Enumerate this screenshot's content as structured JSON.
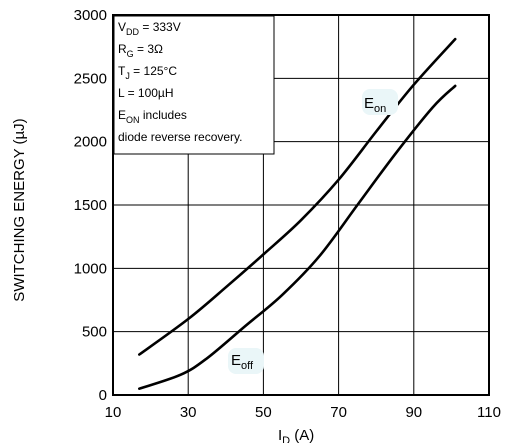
{
  "chart_data": {
    "type": "line",
    "title": "",
    "ylabel": "SWITCHING ENERGY (µJ)",
    "xlabel_main": "I",
    "xlabel_sub": "D",
    "xlabel_unit": " (A)",
    "xlim": [
      10,
      110
    ],
    "ylim": [
      0,
      3000
    ],
    "x_ticks": [
      10,
      30,
      50,
      70,
      90,
      110
    ],
    "y_ticks": [
      0,
      500,
      1000,
      1500,
      2000,
      2500,
      3000
    ],
    "grid": true,
    "conditions": [
      {
        "main": "V",
        "sub": "DD",
        "rest": " = 333V"
      },
      {
        "main": "R",
        "sub": "G",
        "rest": " = 3Ω"
      },
      {
        "main": "T",
        "sub": "J",
        "rest": " = 125°C"
      },
      {
        "main": "L = 100µH",
        "sub": "",
        "rest": ""
      },
      {
        "main": "E",
        "sub": "ON",
        "rest": " includes"
      },
      {
        "main": "diode reverse recovery.",
        "sub": "",
        "rest": ""
      }
    ],
    "series": [
      {
        "label_main": "E",
        "label_sub": "on",
        "x": [
          17,
          30,
          40,
          50,
          60,
          70,
          80,
          90,
          101
        ],
        "y": [
          320,
          600,
          850,
          1110,
          1380,
          1700,
          2080,
          2450,
          2810
        ]
      },
      {
        "label_main": "E",
        "label_sub": "off",
        "x": [
          17,
          28,
          35,
          45,
          55,
          65,
          75,
          85,
          95,
          101
        ],
        "y": [
          50,
          160,
          290,
          540,
          790,
          1100,
          1500,
          1900,
          2270,
          2440
        ]
      }
    ]
  }
}
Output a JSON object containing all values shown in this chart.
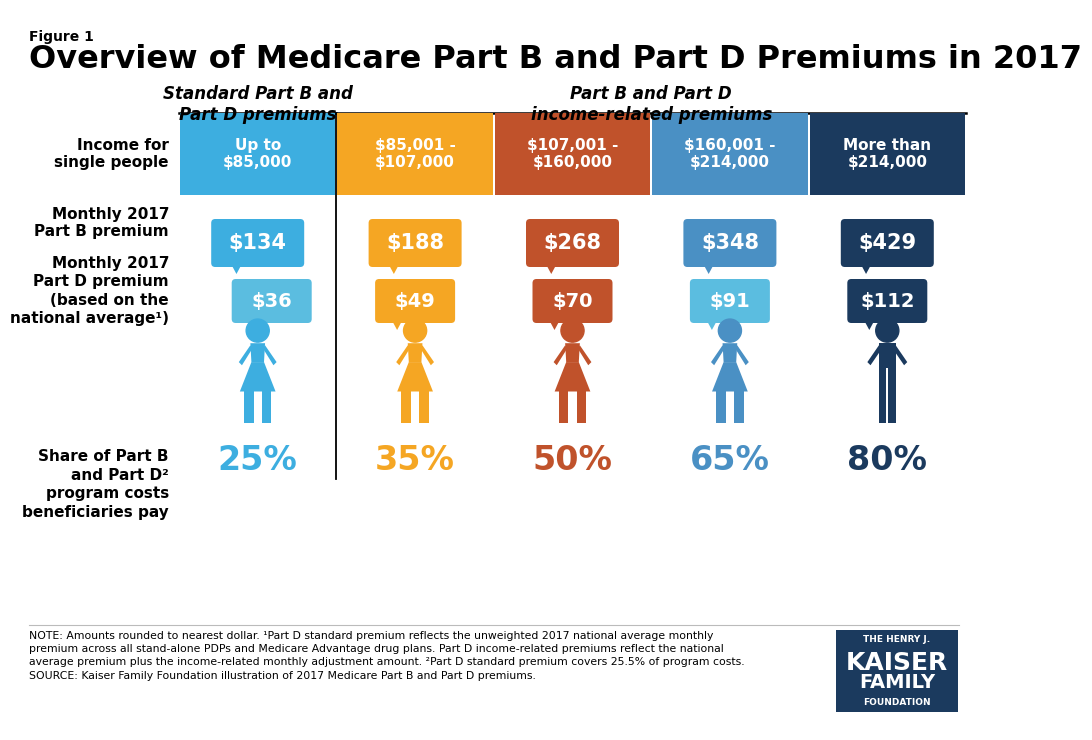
{
  "figure_label": "Figure 1",
  "title": "Overview of Medicare Part B and Part D Premiums in 2017",
  "col_header_left": "Standard Part B and\nPart D premiums",
  "col_header_right": "Part B and Part D\nincome-related premiums",
  "income_labels": [
    "Up to\n$85,000",
    "$85,001 -\n$107,000",
    "$107,001 -\n$160,000",
    "$160,001 -\n$214,000",
    "More than\n$214,000"
  ],
  "header_colors": [
    "#3daee0",
    "#f5a623",
    "#c0522b",
    "#4a90c4",
    "#1b3a5e"
  ],
  "part_b_premiums": [
    "$134",
    "$188",
    "$268",
    "$348",
    "$429"
  ],
  "part_d_premiums": [
    "$36",
    "$49",
    "$70",
    "$91",
    "$112"
  ],
  "shares": [
    "25%",
    "35%",
    "50%",
    "65%",
    "80%"
  ],
  "bubble_colors_b": [
    "#3daee0",
    "#f5a623",
    "#c0522b",
    "#4a90c4",
    "#1b3a5e"
  ],
  "bubble_colors_d": [
    "#5bbde0",
    "#f5a623",
    "#c0522b",
    "#5bbde0",
    "#1b3a5e"
  ],
  "share_colors": [
    "#3daee0",
    "#f5a623",
    "#c0522b",
    "#4a90c4",
    "#1b3a5e"
  ],
  "icon_colors": [
    "#3daee0",
    "#f5a623",
    "#c0522b",
    "#4a90c4",
    "#1b3a5e"
  ],
  "note_text": "NOTE: Amounts rounded to nearest dollar. ¹Part D standard premium reflects the unweighted 2017 national average monthly\npremium across all stand-alone PDPs and Medicare Advantage drug plans. Part D income-related premiums reflect the national\naverage premium plus the income-related monthly adjustment amount. ²Part D standard premium covers 25.5% of program costs.\nSOURCE: Kaiser Family Foundation illustration of 2017 Medicare Part B and Part D premiums.",
  "kff_logo_color": "#1b3a5e",
  "row_label_1": "Income for\nsingle people",
  "row_label_2": "Monthly 2017\nPart B premium",
  "row_label_3": "Monthly 2017\nPart D premium\n(based on the\nnational average¹)",
  "row_label_4": "Share of Part B\nand Part D²\nprogram costs\nbeneficiaries pay",
  "bg_color": "#ffffff"
}
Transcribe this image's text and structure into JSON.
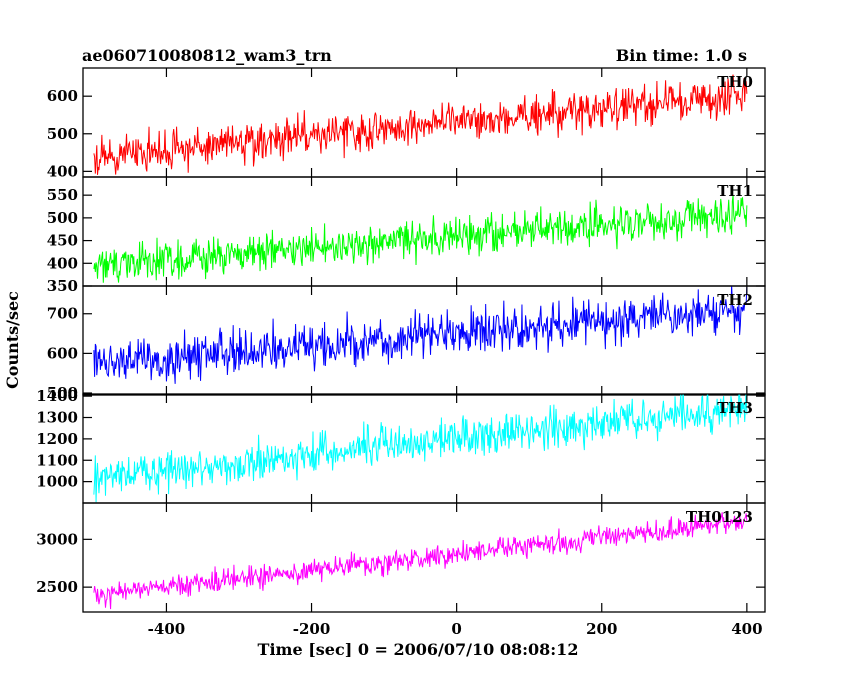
{
  "header": {
    "title": "ae060710080812_wam3_trn",
    "bin_time": "Bin time: 1.0 s"
  },
  "chart_data": {
    "type": "line",
    "title": "ae060710080812_wam3_trn",
    "xlabel": "Time [sec] 0 = 2006/07/10 08:08:12",
    "ylabel": "Counts/sec",
    "xlim": [
      -515,
      425
    ],
    "xticks": [
      -400,
      -200,
      0,
      200,
      400
    ],
    "x_start": -500,
    "x_end": 400,
    "bin_time": 1.0,
    "grid": false,
    "series": [
      {
        "name": "TH0",
        "color": "#ff0000",
        "ylim": [
          385,
          675
        ],
        "yticks": [
          400,
          500,
          600
        ],
        "trend_start": 440,
        "trend_end": 605,
        "noise": 26
      },
      {
        "name": "TH1",
        "color": "#00ff00",
        "ylim": [
          350,
          590
        ],
        "yticks": [
          350,
          400,
          450,
          500,
          550
        ],
        "trend_start": 395,
        "trend_end": 510,
        "noise": 22
      },
      {
        "name": "TH2",
        "color": "#0000ff",
        "ylim": [
          495,
          770
        ],
        "yticks": [
          500,
          600,
          700
        ],
        "trend_start": 570,
        "trend_end": 715,
        "noise": 28
      },
      {
        "name": "TH3",
        "color": "#00ffff",
        "ylim": [
          900,
          1410
        ],
        "yticks": [
          1000,
          1100,
          1200,
          1300,
          1400
        ],
        "trend_start": 1015,
        "trend_end": 1350,
        "noise": 45
      },
      {
        "name": "TH0123",
        "color": "#ff00ff",
        "ylim": [
          2240,
          3380
        ],
        "yticks": [
          2500,
          3000
        ],
        "trend_start": 2420,
        "trend_end": 3190,
        "noise": 55
      }
    ]
  }
}
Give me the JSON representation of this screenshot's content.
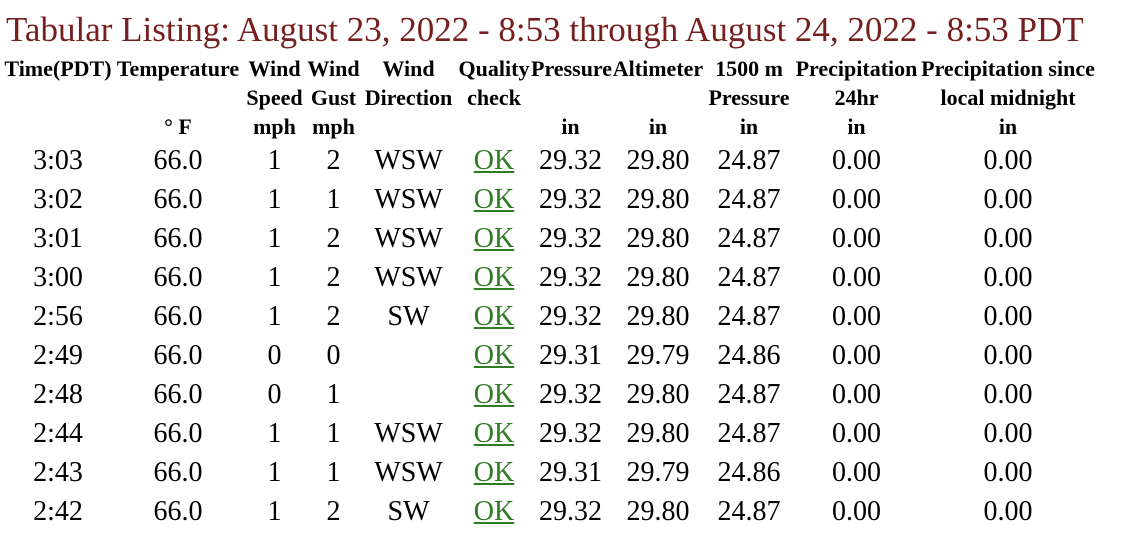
{
  "page_title": "Tabular Listing: August 23, 2022 - 8:53 through August 24, 2022 - 8:53 PDT",
  "colors": {
    "title_text": "#751f1f",
    "ok_link": "#2f7d22",
    "body_text": "#000000",
    "background": "#ffffff"
  },
  "table": {
    "columns": [
      {
        "id": "time",
        "line1": "Time(PDT)",
        "line2": "",
        "unit": ""
      },
      {
        "id": "temperature",
        "line1": "Temperature",
        "line2": "",
        "unit": "° F"
      },
      {
        "id": "wind-speed",
        "line1": "Wind",
        "line2": "Speed",
        "unit": "mph"
      },
      {
        "id": "wind-gust",
        "line1": "Wind",
        "line2": "Gust",
        "unit": "mph"
      },
      {
        "id": "wind-direction",
        "line1": "Wind",
        "line2": "Direction",
        "unit": ""
      },
      {
        "id": "quality-check",
        "line1": "Quality",
        "line2": "check",
        "unit": ""
      },
      {
        "id": "pressure",
        "line1": "Pressure",
        "line2": "",
        "unit": "in"
      },
      {
        "id": "altimeter",
        "line1": "Altimeter",
        "line2": "",
        "unit": "in"
      },
      {
        "id": "pressure-1500m",
        "line1": "1500 m",
        "line2": "Pressure",
        "unit": "in"
      },
      {
        "id": "precipitation-24hr",
        "line1": "Precipitation",
        "line2": "24hr",
        "unit": "in"
      },
      {
        "id": "precipitation-since-midnight",
        "line1": "Precipitation since",
        "line2": "local midnight",
        "unit": "in"
      }
    ],
    "rows": [
      [
        "3:03",
        "66.0",
        "1",
        "2",
        "WSW",
        "OK",
        "29.32",
        "29.80",
        "24.87",
        "0.00",
        "0.00"
      ],
      [
        "3:02",
        "66.0",
        "1",
        "1",
        "WSW",
        "OK",
        "29.32",
        "29.80",
        "24.87",
        "0.00",
        "0.00"
      ],
      [
        "3:01",
        "66.0",
        "1",
        "2",
        "WSW",
        "OK",
        "29.32",
        "29.80",
        "24.87",
        "0.00",
        "0.00"
      ],
      [
        "3:00",
        "66.0",
        "1",
        "2",
        "WSW",
        "OK",
        "29.32",
        "29.80",
        "24.87",
        "0.00",
        "0.00"
      ],
      [
        "2:56",
        "66.0",
        "1",
        "2",
        "SW",
        "OK",
        "29.32",
        "29.80",
        "24.87",
        "0.00",
        "0.00"
      ],
      [
        "2:49",
        "66.0",
        "0",
        "0",
        "",
        "OK",
        "29.31",
        "29.79",
        "24.86",
        "0.00",
        "0.00"
      ],
      [
        "2:48",
        "66.0",
        "0",
        "1",
        "",
        "OK",
        "29.32",
        "29.80",
        "24.87",
        "0.00",
        "0.00"
      ],
      [
        "2:44",
        "66.0",
        "1",
        "1",
        "WSW",
        "OK",
        "29.32",
        "29.80",
        "24.87",
        "0.00",
        "0.00"
      ],
      [
        "2:43",
        "66.0",
        "1",
        "1",
        "WSW",
        "OK",
        "29.31",
        "29.79",
        "24.86",
        "0.00",
        "0.00"
      ],
      [
        "2:42",
        "66.0",
        "1",
        "2",
        "SW",
        "OK",
        "29.32",
        "29.80",
        "24.87",
        "0.00",
        "0.00"
      ]
    ]
  }
}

-------

* Problem to solve *
Extract each line holding the string "noise".

* Response to this task *
        "noise": 26
        "noise": 22
        "noise": 28
        "noise": 45
        "noise": 55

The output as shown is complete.